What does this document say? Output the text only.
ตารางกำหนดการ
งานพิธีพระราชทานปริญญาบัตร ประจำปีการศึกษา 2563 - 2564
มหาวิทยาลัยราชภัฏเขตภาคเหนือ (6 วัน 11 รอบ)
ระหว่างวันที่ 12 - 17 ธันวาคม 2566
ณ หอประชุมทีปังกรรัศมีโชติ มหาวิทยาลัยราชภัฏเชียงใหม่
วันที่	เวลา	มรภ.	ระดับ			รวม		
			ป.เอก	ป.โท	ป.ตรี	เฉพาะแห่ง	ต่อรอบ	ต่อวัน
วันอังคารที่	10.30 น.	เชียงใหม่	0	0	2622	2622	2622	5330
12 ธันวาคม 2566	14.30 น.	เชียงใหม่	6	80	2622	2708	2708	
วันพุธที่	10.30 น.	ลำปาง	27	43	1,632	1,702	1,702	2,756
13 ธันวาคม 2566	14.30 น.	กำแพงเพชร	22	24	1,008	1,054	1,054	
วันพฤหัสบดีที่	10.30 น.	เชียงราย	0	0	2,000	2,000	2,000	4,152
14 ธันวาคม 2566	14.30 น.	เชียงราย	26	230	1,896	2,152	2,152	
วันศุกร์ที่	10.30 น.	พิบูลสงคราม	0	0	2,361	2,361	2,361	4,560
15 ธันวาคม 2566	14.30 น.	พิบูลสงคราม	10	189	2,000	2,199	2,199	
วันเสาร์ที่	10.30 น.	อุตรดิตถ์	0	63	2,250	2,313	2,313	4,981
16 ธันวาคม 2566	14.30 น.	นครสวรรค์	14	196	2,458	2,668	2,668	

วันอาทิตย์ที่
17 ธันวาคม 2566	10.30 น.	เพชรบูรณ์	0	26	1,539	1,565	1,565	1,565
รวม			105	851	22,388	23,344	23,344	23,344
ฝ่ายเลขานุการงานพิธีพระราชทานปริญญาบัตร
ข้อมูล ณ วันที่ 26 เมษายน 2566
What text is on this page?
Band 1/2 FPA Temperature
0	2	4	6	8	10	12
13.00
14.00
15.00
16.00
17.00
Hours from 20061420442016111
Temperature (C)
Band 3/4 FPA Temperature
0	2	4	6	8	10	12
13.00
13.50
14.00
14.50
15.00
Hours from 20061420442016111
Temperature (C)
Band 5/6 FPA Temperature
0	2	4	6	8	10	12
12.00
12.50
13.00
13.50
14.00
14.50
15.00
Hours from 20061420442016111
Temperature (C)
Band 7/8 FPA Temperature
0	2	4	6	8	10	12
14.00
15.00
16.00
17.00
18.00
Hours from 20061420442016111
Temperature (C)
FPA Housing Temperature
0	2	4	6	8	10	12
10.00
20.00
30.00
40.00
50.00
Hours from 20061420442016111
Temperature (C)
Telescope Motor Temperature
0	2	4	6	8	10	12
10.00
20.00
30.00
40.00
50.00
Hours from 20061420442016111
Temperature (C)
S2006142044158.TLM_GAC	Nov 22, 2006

═══

Exercise directions: Find every line in the records that has the string "พระราชทานปร", then state how many there are and nothing else.

Exercise result: 2